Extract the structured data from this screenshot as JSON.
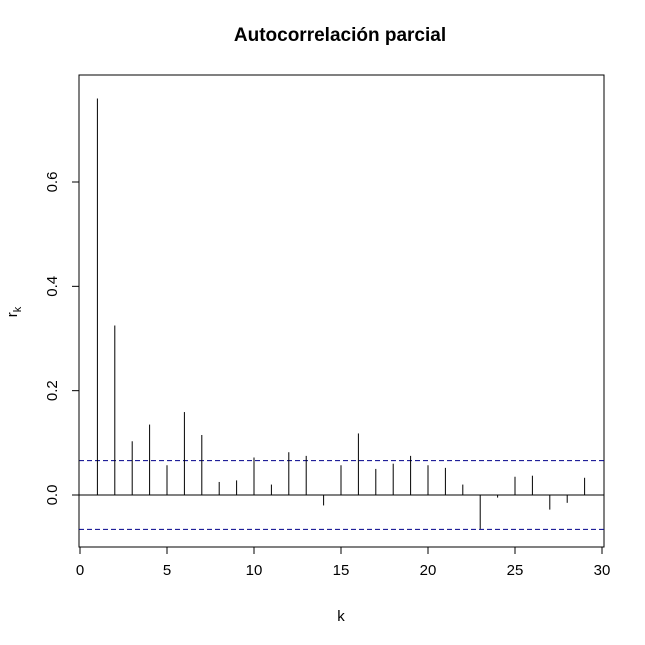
{
  "chart_data": {
    "type": "bar",
    "title": "Autocorrelación parcial",
    "xlabel": "k",
    "ylabel_main": "r",
    "ylabel_sub": "k",
    "xlim": [
      0,
      30
    ],
    "ylim": [
      -0.1,
      0.8
    ],
    "xticks": [
      0,
      5,
      10,
      15,
      20,
      25,
      30
    ],
    "xtick_labels": [
      "0",
      "5",
      "10",
      "15",
      "20",
      "25",
      "30"
    ],
    "yticks": [
      0.0,
      0.2,
      0.4,
      0.6
    ],
    "ytick_labels": [
      "0.0",
      "0.2",
      "0.4",
      "0.6"
    ],
    "confidence_bound": 0.066,
    "colors": {
      "spikes": "#000000",
      "bounds": "#00008b",
      "frame": "#000000",
      "zero_line": "#000000"
    },
    "series": [
      {
        "lags": [
          1,
          2,
          3,
          4,
          5,
          6,
          7,
          8,
          9,
          10,
          11,
          12,
          13,
          14,
          15,
          16,
          17,
          18,
          19,
          20,
          21,
          22,
          23,
          24,
          25,
          26,
          27,
          28,
          29
        ],
        "values": [
          0.76,
          0.325,
          0.103,
          0.135,
          0.057,
          0.159,
          0.115,
          0.025,
          0.028,
          0.072,
          0.02,
          0.082,
          0.075,
          -0.02,
          0.057,
          0.118,
          0.05,
          0.06,
          0.075,
          0.057,
          0.052,
          0.02,
          -0.065,
          -0.005,
          0.035,
          0.037,
          -0.028,
          -0.015,
          0.033
        ]
      }
    ]
  }
}
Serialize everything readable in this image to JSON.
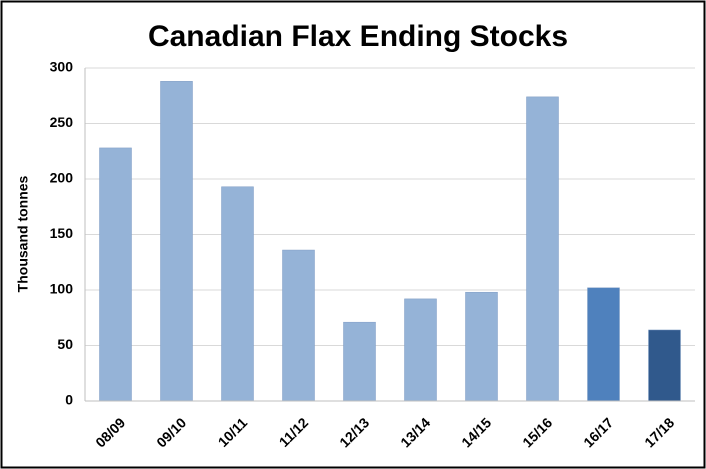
{
  "chart_data": {
    "type": "bar",
    "title": "Canadian Flax Ending Stocks",
    "y_label": "Thousand tonnes",
    "categories": [
      "08/09",
      "09/10",
      "10/11",
      "11/12",
      "12/13",
      "13/14",
      "14/15",
      "15/16",
      "16/17",
      "17/18"
    ],
    "values": [
      228,
      288,
      193,
      136,
      71,
      92,
      98,
      274,
      102,
      64
    ],
    "colors": [
      "#95b3d7",
      "#95b3d7",
      "#95b3d7",
      "#95b3d7",
      "#95b3d7",
      "#95b3d7",
      "#95b3d7",
      "#95b3d7",
      "#4f81bd",
      "#30598c"
    ],
    "ylim": [
      0,
      300
    ],
    "yticks": [
      0,
      50,
      100,
      150,
      200,
      250,
      300
    ],
    "grid": true
  }
}
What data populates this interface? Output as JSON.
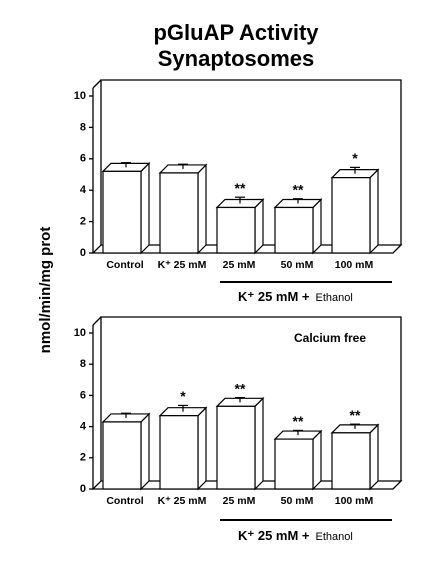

════════════════

▶ Task instructions: Reproduce each line exactly as it appears, omitting the pictures.

▶ Exercise response:
Extract the structured data from this screenshot as JSON.
{
  "chart_data": {
    "type": "bar",
    "title": "Autocorrelación parcial",
    "xlabel": "k",
    "ylabel_main": "r",
    "ylabel_sub": "k",
    "xlim": [
      0,
      30
    ],
    "ylim": [
      -0.1,
      0.8
    ],
    "xticks": [
      0,
      5,
      10,
      15,
      20,
      25,
      30
    ],
    "xtick_labels": [
      "0",
      "5",
      "10",
      "15",
      "20",
      "25",
      "30"
    ],
    "yticks": [
      0.0,
      0.2,
      0.4,
      0.6
    ],
    "ytick_labels": [
      "0.0",
      "0.2",
      "0.4",
      "0.6"
    ],
    "confidence_bound": 0.066,
    "colors": {
      "spikes": "#000000",
      "bounds": "#00008b",
      "frame": "#000000",
      "zero_line": "#000000"
    },
    "series": [
      {
        "lags": [
          1,
          2,
          3,
          4,
          5,
          6,
          7,
          8,
          9,
          10,
          11,
          12,
          13,
          14,
          15,
          16,
          17,
          18,
          19,
          20,
          21,
          22,
          23,
          24,
          25,
          26,
          27,
          28,
          29
        ],
        "values": [
          0.76,
          0.325,
          0.103,
          0.135,
          0.057,
          0.159,
          0.115,
          0.025,
          0.028,
          0.072,
          0.02,
          0.082,
          0.075,
          -0.02,
          0.057,
          0.118,
          0.05,
          0.06,
          0.075,
          0.057,
          0.052,
          0.02,
          -0.065,
          -0.005,
          0.035,
          0.037,
          -0.028,
          -0.015,
          0.033
        ]
      }
    ]
  }
}
Serialize everything readable in this image to JSON.
{
  "chart_data": {
    "type": "bar",
    "title": "Canadian Flax Ending Stocks",
    "y_label": "Thousand tonnes",
    "categories": [
      "08/09",
      "09/10",
      "10/11",
      "11/12",
      "12/13",
      "13/14",
      "14/15",
      "15/16",
      "16/17",
      "17/18"
    ],
    "values": [
      228,
      288,
      193,
      136,
      71,
      92,
      98,
      274,
      102,
      64
    ],
    "colors": [
      "#95b3d7",
      "#95b3d7",
      "#95b3d7",
      "#95b3d7",
      "#95b3d7",
      "#95b3d7",
      "#95b3d7",
      "#95b3d7",
      "#4f81bd",
      "#30598c"
    ],
    "ylim": [
      0,
      300
    ],
    "yticks": [
      0,
      50,
      100,
      150,
      200,
      250,
      300
    ],
    "grid": true
  }
}
What data populates this interface? Output as JSON.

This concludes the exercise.